● **Exercise description**:
Would you write out the entries below, every one of them, exactly?
▬▬▬▬▬▬
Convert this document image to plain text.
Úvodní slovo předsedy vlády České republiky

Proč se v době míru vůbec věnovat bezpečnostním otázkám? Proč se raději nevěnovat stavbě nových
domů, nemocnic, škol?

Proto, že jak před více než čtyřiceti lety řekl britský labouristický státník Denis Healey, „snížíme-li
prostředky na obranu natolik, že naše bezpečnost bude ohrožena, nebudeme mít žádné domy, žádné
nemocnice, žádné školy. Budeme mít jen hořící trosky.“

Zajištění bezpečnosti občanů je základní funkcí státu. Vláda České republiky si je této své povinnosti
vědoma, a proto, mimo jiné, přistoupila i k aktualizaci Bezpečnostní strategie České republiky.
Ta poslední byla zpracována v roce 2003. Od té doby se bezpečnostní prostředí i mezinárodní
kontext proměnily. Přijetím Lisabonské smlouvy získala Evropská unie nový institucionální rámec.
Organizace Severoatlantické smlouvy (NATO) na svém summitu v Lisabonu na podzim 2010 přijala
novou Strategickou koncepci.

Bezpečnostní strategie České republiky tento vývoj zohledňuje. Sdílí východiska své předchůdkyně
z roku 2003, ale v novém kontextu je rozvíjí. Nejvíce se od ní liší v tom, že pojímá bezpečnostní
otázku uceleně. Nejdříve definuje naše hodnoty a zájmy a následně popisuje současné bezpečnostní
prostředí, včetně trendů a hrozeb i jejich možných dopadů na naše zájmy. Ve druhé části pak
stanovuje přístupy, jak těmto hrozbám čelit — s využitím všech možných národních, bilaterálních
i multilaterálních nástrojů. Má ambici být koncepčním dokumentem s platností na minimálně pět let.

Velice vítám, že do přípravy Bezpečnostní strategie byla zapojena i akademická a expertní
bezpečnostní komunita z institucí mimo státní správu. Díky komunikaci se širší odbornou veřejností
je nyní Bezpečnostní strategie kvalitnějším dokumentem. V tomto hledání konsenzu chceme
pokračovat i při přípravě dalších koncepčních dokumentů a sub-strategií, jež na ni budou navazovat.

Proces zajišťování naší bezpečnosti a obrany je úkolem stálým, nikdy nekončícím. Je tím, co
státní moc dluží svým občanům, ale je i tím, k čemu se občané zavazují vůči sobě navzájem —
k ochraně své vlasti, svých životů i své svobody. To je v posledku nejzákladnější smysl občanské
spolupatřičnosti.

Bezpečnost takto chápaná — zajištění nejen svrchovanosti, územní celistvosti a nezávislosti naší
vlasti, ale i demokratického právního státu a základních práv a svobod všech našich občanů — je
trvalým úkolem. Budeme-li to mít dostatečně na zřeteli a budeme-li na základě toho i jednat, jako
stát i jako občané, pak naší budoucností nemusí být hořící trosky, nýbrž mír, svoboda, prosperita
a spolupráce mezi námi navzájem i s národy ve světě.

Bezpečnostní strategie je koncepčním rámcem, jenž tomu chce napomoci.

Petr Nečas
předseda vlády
▬▬▬▬▬▬
● **Written answer**:
Convert this document image to plain text.
Úvodní slovo předsedy vlády České republiky

Proč se v době míru vůbec věnovat bezpečnostním otázkám? Proč se raději nevěnovat stavbě nových
domů, nemocnic, škol?

Proto, že jak před více než čtyřiceti lety řekl britský labouristický státník Denis Healey, „snížíme-li
prostředky na obranu natolik, že naše bezpečnost bude ohrožena, nebudeme mít žádné domy, žádné
nemocnice, žádné školy. Budeme mít jen hořící trosky.“

Zajištění bezpečnosti občanů je základní funkcí státu. Vláda České republiky si je této své povinnosti
vědoma, a proto, mimo jiné, přistoupila i k aktualizaci Bezpečnostní strategie České republiky.
Ta poslední byla zpracována v roce 2003. Od té doby se bezpečnostní prostředí i mezinárodní
kontext proměnily. Přijetím Lisabonské smlouvy získala Evropská unie nový institucionální rámec.
Organizace Severoatlantické smlouvy (NATO) na svém summitu v Lisabonu na podzim 2010 přijala
novou Strategickou koncepci.

Bezpečnostní strategie České republiky tento vývoj zohledňuje. Sdílí východiska své předchůdkyně
z roku 2003, ale v novém kontextu je rozvíjí. Nejvíce se od ní liší v tom, že pojímá bezpečnostní
otázku uceleně. Nejdříve definuje naše hodnoty a zájmy a následně popisuje současné bezpečnostní
prostředí, včetně trendů a hrozeb i jejich možných dopadů na naše zájmy. Ve druhé části pak
stanovuje přístupy, jak těmto hrozbám čelit — s využitím všech možných národních, bilaterálních
i multilaterálních nástrojů. Má ambici být koncepčním dokumentem s platností na minimálně pět let.

Velice vítám, že do přípravy Bezpečnostní strategie byla zapojena i akademická a expertní
bezpečnostní komunita z institucí mimo státní správu. Díky komunikaci se širší odbornou veřejností
je nyní Bezpečnostní strategie kvalitnějším dokumentem. V tomto hledání konsenzu chceme
pokračovat i při přípravě dalších koncepčních dokumentů a sub-strategií, jež na ni budou navazovat.

Proces zajišťování naší bezpečnosti a obrany je úkolem stálým, nikdy nekončícím. Je tím, co
státní moc dluží svým občanům, ale je i tím, k čemu se občané zavazují vůči sobě navzájem —
k ochraně své vlasti, svých životů i své svobody. To je v posledku nejzákladnější smysl občanské
spolupatřičnosti.

Bezpečnost takto chápaná — zajištění nejen svrchovanosti, územní celistvosti a nezávislosti naší
vlasti, ale i demokratického právního státu a základních práv a svobod všech našich občanů — je
trvalým úkolem. Budeme-li to mít dostatečně na zřeteli a budeme-li na základě toho i jednat, jako
stát i jako občané, pak naší budoucností nemusí být hořící trosky, nýbrž mír, svoboda, prosperita
a spolupráce mezi námi navzájem i s národy ve světě.

Bezpečnostní strategie je koncepčním rámcem, jenž tomu chce napomoci.

Petr Nečas
předseda vlády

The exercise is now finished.